Where a line contains the word "name", copy that line.
━━━ EXTRACTED DATA
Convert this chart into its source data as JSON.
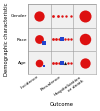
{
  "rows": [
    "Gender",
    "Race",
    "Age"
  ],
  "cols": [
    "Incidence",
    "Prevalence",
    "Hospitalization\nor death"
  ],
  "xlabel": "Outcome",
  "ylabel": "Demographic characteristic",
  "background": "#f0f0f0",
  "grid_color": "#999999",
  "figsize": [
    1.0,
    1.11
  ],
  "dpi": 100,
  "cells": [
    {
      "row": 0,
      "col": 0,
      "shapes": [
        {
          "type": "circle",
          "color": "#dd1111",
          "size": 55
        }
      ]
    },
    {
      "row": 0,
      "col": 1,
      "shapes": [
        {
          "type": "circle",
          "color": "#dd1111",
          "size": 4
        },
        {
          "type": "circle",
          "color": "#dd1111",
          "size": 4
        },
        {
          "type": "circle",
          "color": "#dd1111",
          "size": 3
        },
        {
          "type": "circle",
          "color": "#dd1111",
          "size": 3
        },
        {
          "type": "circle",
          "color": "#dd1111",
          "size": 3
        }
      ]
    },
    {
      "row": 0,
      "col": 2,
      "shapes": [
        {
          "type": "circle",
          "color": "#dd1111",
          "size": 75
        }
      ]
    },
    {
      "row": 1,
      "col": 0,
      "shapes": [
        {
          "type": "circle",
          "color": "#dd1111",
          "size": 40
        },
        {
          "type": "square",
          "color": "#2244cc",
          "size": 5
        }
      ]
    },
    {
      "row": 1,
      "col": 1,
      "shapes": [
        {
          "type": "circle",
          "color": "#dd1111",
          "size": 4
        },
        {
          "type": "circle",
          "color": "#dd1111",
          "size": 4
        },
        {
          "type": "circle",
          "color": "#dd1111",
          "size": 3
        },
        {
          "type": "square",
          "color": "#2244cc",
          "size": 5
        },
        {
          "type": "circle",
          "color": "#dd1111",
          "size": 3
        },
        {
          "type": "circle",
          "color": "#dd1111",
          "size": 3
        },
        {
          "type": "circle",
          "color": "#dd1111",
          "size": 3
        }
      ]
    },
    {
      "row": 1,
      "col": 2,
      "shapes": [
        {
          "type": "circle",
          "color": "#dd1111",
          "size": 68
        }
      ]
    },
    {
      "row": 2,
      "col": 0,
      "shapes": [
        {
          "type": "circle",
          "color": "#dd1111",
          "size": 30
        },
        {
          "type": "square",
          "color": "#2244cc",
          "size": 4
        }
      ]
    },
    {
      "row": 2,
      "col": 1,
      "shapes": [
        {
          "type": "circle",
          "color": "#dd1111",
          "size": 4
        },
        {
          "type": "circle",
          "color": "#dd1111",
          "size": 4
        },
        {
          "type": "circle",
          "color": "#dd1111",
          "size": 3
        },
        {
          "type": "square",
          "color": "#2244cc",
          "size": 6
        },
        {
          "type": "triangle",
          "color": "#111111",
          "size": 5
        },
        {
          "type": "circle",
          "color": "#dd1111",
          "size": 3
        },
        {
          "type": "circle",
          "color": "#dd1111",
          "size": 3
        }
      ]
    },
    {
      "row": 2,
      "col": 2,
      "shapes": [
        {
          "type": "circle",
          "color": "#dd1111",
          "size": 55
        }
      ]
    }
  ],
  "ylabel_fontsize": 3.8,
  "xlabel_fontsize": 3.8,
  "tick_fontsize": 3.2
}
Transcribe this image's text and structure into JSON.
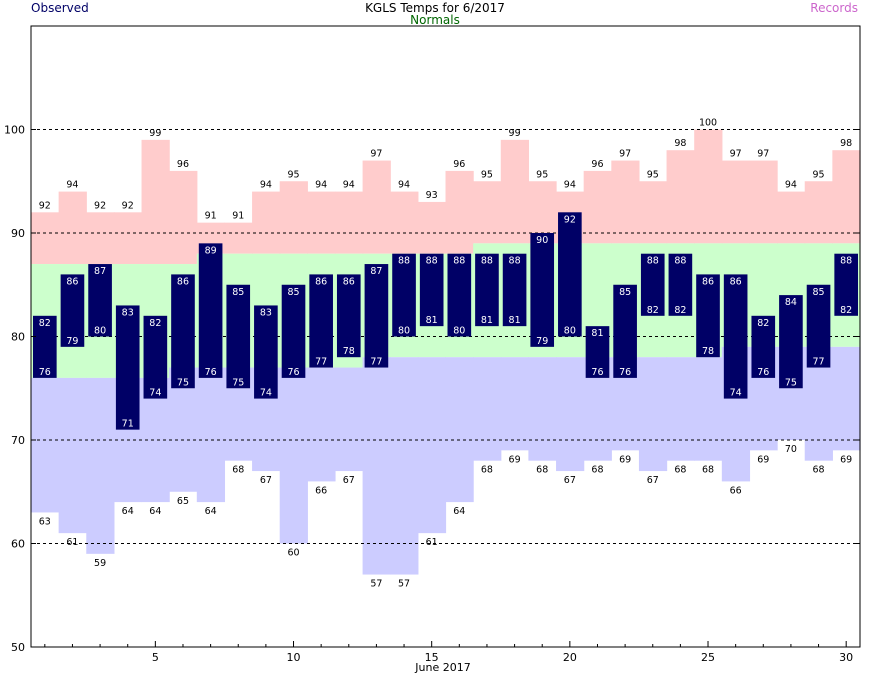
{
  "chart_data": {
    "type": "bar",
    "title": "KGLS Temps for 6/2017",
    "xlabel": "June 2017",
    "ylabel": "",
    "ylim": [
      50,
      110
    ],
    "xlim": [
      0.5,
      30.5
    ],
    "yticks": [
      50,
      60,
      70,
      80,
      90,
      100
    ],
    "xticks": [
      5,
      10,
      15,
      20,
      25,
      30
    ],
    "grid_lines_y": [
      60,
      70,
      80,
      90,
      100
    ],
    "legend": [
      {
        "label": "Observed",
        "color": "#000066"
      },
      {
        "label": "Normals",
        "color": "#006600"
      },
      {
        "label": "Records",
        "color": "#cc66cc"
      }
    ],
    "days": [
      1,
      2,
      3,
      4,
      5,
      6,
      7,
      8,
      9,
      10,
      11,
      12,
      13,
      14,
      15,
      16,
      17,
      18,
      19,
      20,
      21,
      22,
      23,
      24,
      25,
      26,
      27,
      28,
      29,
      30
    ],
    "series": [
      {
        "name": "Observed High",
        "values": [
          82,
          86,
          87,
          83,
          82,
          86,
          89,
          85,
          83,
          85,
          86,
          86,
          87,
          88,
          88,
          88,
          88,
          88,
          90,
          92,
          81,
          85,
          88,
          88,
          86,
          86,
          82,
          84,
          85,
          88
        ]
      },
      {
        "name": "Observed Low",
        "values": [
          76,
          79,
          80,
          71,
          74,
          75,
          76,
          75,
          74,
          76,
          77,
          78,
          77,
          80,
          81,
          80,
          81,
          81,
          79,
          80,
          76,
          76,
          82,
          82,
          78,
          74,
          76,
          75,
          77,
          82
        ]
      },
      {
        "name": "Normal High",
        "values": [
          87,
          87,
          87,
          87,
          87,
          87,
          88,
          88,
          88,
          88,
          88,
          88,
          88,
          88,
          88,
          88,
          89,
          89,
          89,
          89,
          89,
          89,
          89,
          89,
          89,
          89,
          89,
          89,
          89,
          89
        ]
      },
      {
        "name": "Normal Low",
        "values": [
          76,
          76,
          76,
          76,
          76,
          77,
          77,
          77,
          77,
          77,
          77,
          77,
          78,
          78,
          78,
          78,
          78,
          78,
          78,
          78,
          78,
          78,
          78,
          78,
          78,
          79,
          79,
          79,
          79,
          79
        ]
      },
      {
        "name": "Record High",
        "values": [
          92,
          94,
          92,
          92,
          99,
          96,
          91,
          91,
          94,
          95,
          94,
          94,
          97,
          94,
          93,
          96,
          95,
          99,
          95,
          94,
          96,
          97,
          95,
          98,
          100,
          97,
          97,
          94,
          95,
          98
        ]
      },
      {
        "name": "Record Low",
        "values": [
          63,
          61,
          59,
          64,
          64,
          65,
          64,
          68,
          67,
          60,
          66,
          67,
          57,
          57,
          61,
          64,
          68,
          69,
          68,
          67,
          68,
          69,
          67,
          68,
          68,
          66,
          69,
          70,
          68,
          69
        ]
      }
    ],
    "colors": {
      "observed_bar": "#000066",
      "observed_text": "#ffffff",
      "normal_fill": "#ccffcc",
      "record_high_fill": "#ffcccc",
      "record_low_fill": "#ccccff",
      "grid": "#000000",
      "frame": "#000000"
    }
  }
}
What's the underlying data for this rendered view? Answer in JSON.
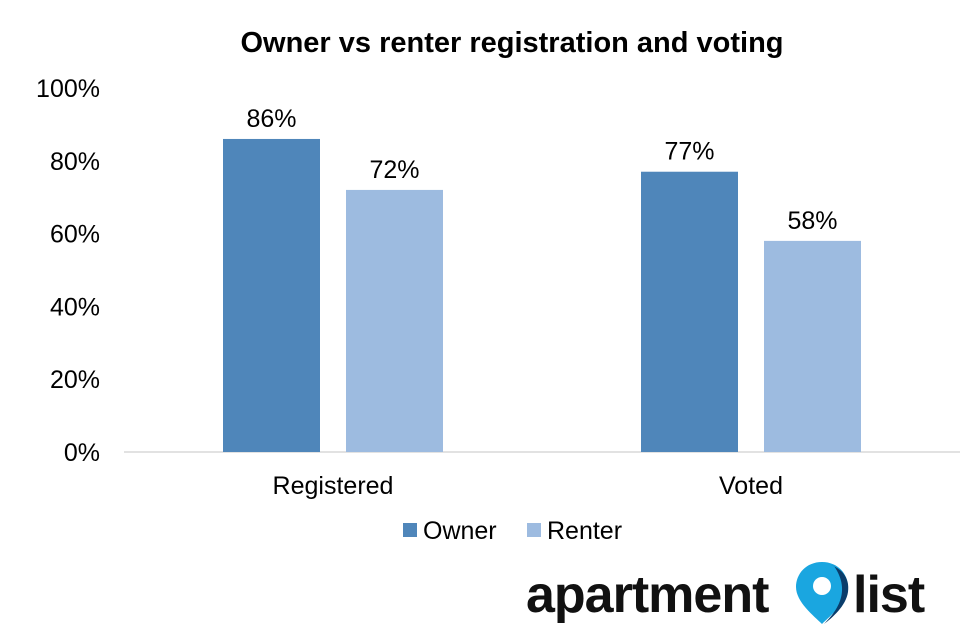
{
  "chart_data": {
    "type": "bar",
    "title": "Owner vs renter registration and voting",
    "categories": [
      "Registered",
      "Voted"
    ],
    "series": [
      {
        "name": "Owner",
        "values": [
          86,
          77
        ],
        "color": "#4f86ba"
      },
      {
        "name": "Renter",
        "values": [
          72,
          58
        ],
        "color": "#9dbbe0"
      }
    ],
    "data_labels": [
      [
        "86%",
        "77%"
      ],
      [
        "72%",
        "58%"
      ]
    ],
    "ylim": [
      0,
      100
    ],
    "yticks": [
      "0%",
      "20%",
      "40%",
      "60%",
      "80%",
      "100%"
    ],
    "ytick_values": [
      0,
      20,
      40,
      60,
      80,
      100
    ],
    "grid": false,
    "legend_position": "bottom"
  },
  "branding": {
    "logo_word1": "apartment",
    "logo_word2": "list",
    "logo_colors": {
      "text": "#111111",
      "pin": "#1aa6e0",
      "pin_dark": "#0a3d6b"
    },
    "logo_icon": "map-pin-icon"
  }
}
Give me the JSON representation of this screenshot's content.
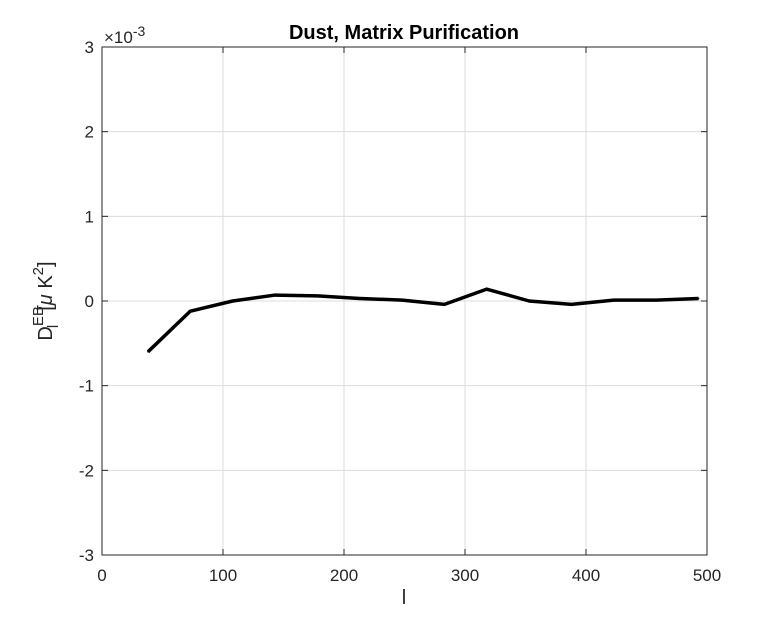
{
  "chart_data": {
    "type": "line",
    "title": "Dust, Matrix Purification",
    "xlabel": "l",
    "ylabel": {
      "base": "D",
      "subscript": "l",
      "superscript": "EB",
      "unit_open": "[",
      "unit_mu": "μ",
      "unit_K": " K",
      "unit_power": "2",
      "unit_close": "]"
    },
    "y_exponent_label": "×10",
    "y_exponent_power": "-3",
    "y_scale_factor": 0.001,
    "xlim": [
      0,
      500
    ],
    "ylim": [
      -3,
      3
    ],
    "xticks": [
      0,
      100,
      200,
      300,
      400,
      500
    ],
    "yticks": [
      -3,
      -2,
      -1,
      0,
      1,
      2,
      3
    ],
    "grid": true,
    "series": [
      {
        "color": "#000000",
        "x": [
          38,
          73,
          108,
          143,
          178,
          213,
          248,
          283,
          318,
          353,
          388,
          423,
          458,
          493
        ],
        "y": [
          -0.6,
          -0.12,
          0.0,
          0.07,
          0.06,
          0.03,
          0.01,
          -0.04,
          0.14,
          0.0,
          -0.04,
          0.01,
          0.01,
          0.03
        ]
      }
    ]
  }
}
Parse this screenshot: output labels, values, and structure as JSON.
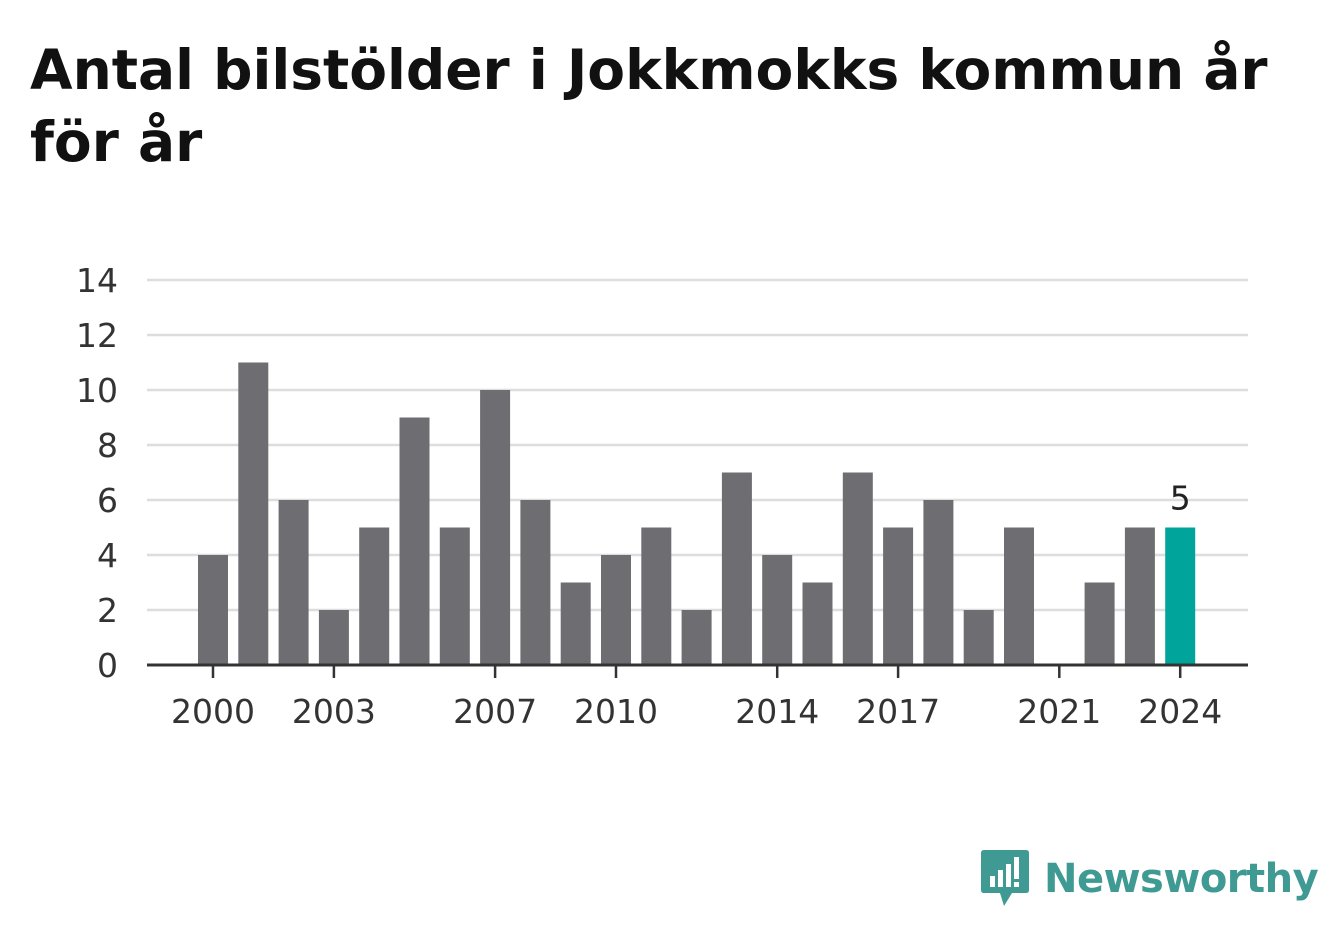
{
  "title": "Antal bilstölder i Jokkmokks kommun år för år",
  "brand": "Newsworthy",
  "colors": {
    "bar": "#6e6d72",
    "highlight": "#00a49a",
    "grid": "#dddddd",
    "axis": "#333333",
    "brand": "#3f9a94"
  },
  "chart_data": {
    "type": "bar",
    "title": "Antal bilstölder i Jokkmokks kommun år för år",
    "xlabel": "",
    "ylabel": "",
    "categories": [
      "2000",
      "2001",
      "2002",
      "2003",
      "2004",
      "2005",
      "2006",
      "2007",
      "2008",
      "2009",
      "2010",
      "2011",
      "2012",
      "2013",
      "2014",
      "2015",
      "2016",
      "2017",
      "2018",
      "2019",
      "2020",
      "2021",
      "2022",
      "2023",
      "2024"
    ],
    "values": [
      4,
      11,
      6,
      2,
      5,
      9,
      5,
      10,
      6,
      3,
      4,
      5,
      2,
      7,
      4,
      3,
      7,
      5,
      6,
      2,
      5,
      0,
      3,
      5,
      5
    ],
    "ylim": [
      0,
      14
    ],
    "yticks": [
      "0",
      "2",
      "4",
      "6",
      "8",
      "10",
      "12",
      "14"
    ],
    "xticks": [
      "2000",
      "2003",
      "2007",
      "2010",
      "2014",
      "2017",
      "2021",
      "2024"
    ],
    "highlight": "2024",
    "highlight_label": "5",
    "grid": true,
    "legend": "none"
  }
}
━━━━━━
FULL RESPONSE =>
        "name": "Observed High",
        "name": "Observed Low",
        "name": "Normal High",
        "name": "Normal Low",
        "name": "Record High",
        "name": "Record Low",
        "name": "Owner",
        "name": "Renter",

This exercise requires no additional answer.